> **WHAT IS EXPECTED**
Extract each line holding the word "såsom" from the entries.
=== DATASET ===
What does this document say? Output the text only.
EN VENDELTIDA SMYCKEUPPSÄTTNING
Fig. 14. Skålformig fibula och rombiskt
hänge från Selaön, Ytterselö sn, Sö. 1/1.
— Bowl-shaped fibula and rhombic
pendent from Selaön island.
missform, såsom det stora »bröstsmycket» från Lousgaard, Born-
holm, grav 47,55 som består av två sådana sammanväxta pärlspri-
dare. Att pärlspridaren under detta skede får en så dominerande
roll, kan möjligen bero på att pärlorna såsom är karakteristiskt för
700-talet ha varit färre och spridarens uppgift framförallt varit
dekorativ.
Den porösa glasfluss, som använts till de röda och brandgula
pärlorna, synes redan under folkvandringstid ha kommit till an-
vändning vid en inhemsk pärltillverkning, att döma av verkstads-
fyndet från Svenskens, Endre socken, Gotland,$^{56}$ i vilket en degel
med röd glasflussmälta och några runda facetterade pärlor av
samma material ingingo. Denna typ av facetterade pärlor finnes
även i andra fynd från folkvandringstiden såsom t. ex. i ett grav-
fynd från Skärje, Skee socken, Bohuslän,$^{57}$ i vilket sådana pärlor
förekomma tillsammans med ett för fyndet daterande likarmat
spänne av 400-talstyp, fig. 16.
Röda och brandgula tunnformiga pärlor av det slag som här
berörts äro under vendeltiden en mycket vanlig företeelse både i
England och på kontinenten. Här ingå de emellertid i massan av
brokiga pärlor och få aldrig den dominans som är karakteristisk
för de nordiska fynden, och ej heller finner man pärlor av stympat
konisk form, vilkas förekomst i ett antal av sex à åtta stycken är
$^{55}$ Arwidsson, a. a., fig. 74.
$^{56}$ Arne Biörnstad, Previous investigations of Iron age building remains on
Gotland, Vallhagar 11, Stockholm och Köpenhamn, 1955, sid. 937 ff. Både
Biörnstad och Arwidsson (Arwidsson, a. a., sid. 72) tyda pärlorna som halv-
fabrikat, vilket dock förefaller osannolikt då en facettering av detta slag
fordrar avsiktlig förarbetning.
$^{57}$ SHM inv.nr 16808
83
===
> **CORRECT RESPONSE**
missform, såsom det stora »bröstsmycket» från Lousgaard, Born-
roll, kan möjligen bero på att pärlorna såsom är karakteristiskt för
även i andra fynd från folkvandringstiden såsom t. ex. i ett grav-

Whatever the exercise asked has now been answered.